(Data records)
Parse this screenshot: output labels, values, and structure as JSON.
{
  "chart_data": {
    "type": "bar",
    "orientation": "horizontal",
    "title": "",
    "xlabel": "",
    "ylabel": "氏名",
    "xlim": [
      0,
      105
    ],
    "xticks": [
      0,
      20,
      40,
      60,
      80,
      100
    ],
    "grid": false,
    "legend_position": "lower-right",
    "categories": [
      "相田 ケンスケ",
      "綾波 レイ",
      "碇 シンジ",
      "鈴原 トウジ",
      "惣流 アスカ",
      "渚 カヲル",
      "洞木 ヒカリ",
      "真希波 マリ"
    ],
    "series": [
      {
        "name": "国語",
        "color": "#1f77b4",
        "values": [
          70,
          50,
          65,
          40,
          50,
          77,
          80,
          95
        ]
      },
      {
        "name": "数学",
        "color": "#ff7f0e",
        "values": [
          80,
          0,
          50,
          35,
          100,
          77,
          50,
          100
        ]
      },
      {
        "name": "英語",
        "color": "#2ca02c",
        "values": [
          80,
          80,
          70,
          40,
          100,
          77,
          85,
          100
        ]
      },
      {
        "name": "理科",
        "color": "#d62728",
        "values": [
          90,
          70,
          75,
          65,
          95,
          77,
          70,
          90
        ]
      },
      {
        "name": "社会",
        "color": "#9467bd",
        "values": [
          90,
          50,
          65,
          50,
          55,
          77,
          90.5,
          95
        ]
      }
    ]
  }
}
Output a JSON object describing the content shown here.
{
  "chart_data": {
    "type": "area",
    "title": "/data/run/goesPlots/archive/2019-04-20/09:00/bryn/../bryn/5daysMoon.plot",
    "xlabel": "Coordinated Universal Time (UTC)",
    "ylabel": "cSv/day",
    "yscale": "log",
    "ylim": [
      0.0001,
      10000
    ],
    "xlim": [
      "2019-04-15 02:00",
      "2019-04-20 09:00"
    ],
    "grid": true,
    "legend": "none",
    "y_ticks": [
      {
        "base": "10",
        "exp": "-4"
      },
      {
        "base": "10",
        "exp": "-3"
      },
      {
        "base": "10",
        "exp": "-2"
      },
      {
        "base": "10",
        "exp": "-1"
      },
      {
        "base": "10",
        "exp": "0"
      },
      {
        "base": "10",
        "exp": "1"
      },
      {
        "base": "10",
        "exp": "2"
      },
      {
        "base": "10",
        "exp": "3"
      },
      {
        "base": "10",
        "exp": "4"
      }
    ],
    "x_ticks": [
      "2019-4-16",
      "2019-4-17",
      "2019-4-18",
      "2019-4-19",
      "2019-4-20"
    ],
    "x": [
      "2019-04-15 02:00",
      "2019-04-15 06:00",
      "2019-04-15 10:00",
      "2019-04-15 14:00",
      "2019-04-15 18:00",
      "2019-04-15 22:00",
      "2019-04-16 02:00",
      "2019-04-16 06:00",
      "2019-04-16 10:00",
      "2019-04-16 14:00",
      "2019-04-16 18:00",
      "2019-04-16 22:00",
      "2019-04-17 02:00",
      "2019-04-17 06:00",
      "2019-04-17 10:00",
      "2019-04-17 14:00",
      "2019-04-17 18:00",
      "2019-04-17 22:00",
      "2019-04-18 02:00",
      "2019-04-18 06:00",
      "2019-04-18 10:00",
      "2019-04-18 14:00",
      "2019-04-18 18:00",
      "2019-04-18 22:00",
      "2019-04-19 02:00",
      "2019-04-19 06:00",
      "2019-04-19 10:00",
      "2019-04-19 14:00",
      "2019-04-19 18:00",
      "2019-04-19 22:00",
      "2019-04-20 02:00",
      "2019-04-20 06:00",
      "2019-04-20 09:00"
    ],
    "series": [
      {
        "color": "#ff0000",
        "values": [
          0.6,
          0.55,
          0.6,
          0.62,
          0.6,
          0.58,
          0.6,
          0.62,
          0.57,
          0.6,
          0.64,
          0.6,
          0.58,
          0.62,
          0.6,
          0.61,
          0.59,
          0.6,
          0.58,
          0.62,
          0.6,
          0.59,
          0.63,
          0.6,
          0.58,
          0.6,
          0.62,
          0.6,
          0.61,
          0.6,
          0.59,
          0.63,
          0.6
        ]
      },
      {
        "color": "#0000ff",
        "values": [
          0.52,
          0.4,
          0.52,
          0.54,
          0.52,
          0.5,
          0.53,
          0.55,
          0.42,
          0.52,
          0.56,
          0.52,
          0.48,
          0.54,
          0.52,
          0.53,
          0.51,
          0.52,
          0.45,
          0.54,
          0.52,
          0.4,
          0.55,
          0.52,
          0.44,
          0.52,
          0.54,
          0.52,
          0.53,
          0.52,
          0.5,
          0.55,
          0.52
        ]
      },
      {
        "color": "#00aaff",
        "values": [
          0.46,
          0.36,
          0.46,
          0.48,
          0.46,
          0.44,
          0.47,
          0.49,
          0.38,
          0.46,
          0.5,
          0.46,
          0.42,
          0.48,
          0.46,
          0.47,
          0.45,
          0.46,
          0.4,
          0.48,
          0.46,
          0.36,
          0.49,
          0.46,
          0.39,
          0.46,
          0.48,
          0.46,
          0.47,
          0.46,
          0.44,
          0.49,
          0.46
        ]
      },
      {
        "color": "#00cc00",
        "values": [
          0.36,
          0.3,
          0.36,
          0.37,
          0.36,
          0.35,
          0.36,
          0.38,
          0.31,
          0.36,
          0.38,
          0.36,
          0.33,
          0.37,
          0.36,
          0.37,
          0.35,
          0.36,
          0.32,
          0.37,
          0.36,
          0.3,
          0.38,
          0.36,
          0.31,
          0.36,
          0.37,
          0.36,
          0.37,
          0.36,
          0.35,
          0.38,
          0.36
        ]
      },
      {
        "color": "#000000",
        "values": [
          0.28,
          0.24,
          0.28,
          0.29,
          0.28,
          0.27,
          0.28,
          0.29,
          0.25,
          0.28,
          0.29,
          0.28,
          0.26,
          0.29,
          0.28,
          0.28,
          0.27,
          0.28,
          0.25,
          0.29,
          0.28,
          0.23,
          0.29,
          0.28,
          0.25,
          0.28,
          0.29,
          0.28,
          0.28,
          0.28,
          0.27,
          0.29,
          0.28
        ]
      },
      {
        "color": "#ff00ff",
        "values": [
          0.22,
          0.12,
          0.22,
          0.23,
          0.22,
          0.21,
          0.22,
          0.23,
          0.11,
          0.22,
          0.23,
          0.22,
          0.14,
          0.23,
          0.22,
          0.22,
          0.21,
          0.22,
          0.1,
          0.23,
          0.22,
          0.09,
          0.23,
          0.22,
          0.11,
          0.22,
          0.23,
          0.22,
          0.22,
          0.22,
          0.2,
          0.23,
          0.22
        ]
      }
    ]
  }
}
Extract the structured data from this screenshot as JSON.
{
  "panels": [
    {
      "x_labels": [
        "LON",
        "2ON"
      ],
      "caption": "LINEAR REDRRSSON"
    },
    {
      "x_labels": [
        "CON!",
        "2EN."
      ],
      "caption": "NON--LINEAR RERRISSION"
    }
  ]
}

→ **Exercise details**
Reproduce the data in full, exactly as presented.

→ **Task output**
Parse this screenshot: output labels, values, and structure as JSON.
{
  "chart_data": {
    "type": "bar",
    "orientation": "horizontal",
    "title": "",
    "xlabel": "",
    "ylabel": "氏名",
    "xlim": [
      0,
      105
    ],
    "xticks": [
      0,
      20,
      40,
      60,
      80,
      100
    ],
    "grid": false,
    "legend_position": "lower-right",
    "categories": [
      "相田 ケンスケ",
      "綾波 レイ",
      "碇 シンジ",
      "鈴原 トウジ",
      "惣流 アスカ",
      "渚 カヲル",
      "洞木 ヒカリ",
      "真希波 マリ"
    ],
    "series": [
      {
        "name": "国語",
        "color": "#1f77b4",
        "values": [
          70,
          50,
          65,
          40,
          50,
          77,
          80,
          95
        ]
      },
      {
        "name": "数学",
        "color": "#ff7f0e",
        "values": [
          80,
          0,
          50,
          35,
          100,
          77,
          50,
          100
        ]
      },
      {
        "name": "英語",
        "color": "#2ca02c",
        "values": [
          80,
          80,
          70,
          40,
          100,
          77,
          85,
          100
        ]
      },
      {
        "name": "理科",
        "color": "#d62728",
        "values": [
          90,
          70,
          75,
          65,
          95,
          77,
          70,
          90
        ]
      },
      {
        "name": "社会",
        "color": "#9467bd",
        "values": [
          90,
          50,
          65,
          50,
          55,
          77,
          90.5,
          95
        ]
      }
    ]
  }
}
Output a JSON object describing the content shown here.
{
  "chart_data": {
    "type": "area",
    "title": "/data/run/goesPlots/archive/2019-04-20/09:00/bryn/../bryn/5daysMoon.plot",
    "xlabel": "Coordinated Universal Time (UTC)",
    "ylabel": "cSv/day",
    "yscale": "log",
    "ylim": [
      0.0001,
      10000
    ],
    "xlim": [
      "2019-04-15 02:00",
      "2019-04-20 09:00"
    ],
    "grid": true,
    "legend": "none",
    "y_ticks": [
      {
        "base": "10",
        "exp": "-4"
      },
      {
        "base": "10",
        "exp": "-3"
      },
      {
        "base": "10",
        "exp": "-2"
      },
      {
        "base": "10",
        "exp": "-1"
      },
      {
        "base": "10",
        "exp": "0"
      },
      {
        "base": "10",
        "exp": "1"
      },
      {
        "base": "10",
        "exp": "2"
      },
      {
        "base": "10",
        "exp": "3"
      },
      {
        "base": "10",
        "exp": "4"
      }
    ],
    "x_ticks": [
      "2019-4-16",
      "2019-4-17",
      "2019-4-18",
      "2019-4-19",
      "2019-4-20"
    ],
    "x": [
      "2019-04-15 02:00",
      "2019-04-15 06:00",
      "2019-04-15 10:00",
      "2019-04-15 14:00",
      "2019-04-15 18:00",
      "2019-04-15 22:00",
      "2019-04-16 02:00",
      "2019-04-16 06:00",
      "2019-04-16 10:00",
      "2019-04-16 14:00",
      "2019-04-16 18:00",
      "2019-04-16 22:00",
      "2019-04-17 02:00",
      "2019-04-17 06:00",
      "2019-04-17 10:00",
      "2019-04-17 14:00",
      "2019-04-17 18:00",
      "2019-04-17 22:00",
      "2019-04-18 02:00",
      "2019-04-18 06:00",
      "2019-04-18 10:00",
      "2019-04-18 14:00",
      "2019-04-18 18:00",
      "2019-04-18 22:00",
      "2019-04-19 02:00",
      "2019-04-19 06:00",
      "2019-04-19 10:00",
      "2019-04-19 14:00",
      "2019-04-19 18:00",
      "2019-04-19 22:00",
      "2019-04-20 02:00",
      "2019-04-20 06:00",
      "2019-04-20 09:00"
    ],
    "series": [
      {
        "color": "#ff0000",
        "values": [
          0.6,
          0.55,
          0.6,
          0.62,
          0.6,
          0.58,
          0.6,
          0.62,
          0.57,
          0.6,
          0.64,
          0.6,
          0.58,
          0.62,
          0.6,
          0.61,
          0.59,
          0.6,
          0.58,
          0.62,
          0.6,
          0.59,
          0.63,
          0.6,
          0.58,
          0.6,
          0.62,
          0.6,
          0.61,
          0.6,
          0.59,
          0.63,
          0.6
        ]
      },
      {
        "color": "#0000ff",
        "values": [
          0.52,
          0.4,
          0.52,
          0.54,
          0.52,
          0.5,
          0.53,
          0.55,
          0.42,
          0.52,
          0.56,
          0.52,
          0.48,
          0.54,
          0.52,
          0.53,
          0.51,
          0.52,
          0.45,
          0.54,
          0.52,
          0.4,
          0.55,
          0.52,
          0.44,
          0.52,
          0.54,
          0.52,
          0.53,
          0.52,
          0.5,
          0.55,
          0.52
        ]
      },
      {
        "color": "#00aaff",
        "values": [
          0.46,
          0.36,
          0.46,
          0.48,
          0.46,
          0.44,
          0.47,
          0.49,
          0.38,
          0.46,
          0.5,
          0.46,
          0.42,
          0.48,
          0.46,
          0.47,
          0.45,
          0.46,
          0.4,
          0.48,
          0.46,
          0.36,
          0.49,
          0.46,
          0.39,
          0.46,
          0.48,
          0.46,
          0.47,
          0.46,
          0.44,
          0.49,
          0.46
        ]
      },
      {
        "color": "#00cc00",
        "values": [
          0.36,
          0.3,
          0.36,
          0.37,
          0.36,
          0.35,
          0.36,
          0.38,
          0.31,
          0.36,
          0.38,
          0.36,
          0.33,
          0.37,
          0.36,
          0.37,
          0.35,
          0.36,
          0.32,
          0.37,
          0.36,
          0.3,
          0.38,
          0.36,
          0.31,
          0.36,
          0.37,
          0.36,
          0.37,
          0.36,
          0.35,
          0.38,
          0.36
        ]
      },
      {
        "color": "#000000",
        "values": [
          0.28,
          0.24,
          0.28,
          0.29,
          0.28,
          0.27,
          0.28,
          0.29,
          0.25,
          0.28,
          0.29,
          0.28,
          0.26,
          0.29,
          0.28,
          0.28,
          0.27,
          0.28,
          0.25,
          0.29,
          0.28,
          0.23,
          0.29,
          0.28,
          0.25,
          0.28,
          0.29,
          0.28,
          0.28,
          0.28,
          0.27,
          0.29,
          0.28
        ]
      },
      {
        "color": "#ff00ff",
        "values": [
          0.22,
          0.12,
          0.22,
          0.23,
          0.22,
          0.21,
          0.22,
          0.23,
          0.11,
          0.22,
          0.23,
          0.22,
          0.14,
          0.23,
          0.22,
          0.22,
          0.21,
          0.22,
          0.1,
          0.23,
          0.22,
          0.09,
          0.23,
          0.22,
          0.11,
          0.22,
          0.23,
          0.22,
          0.22,
          0.22,
          0.2,
          0.23,
          0.22
        ]
      }
    ]
  }
}
Extract the structured data from this screenshot as JSON.
{
  "panels": [
    {
      "x_labels": [
        "LON",
        "2ON"
      ],
      "caption": "LINEAR REDRRSSON"
    },
    {
      "x_labels": [
        "CON!",
        "2EN."
      ],
      "caption": "NON--LINEAR RERRISSION"
    }
  ]
}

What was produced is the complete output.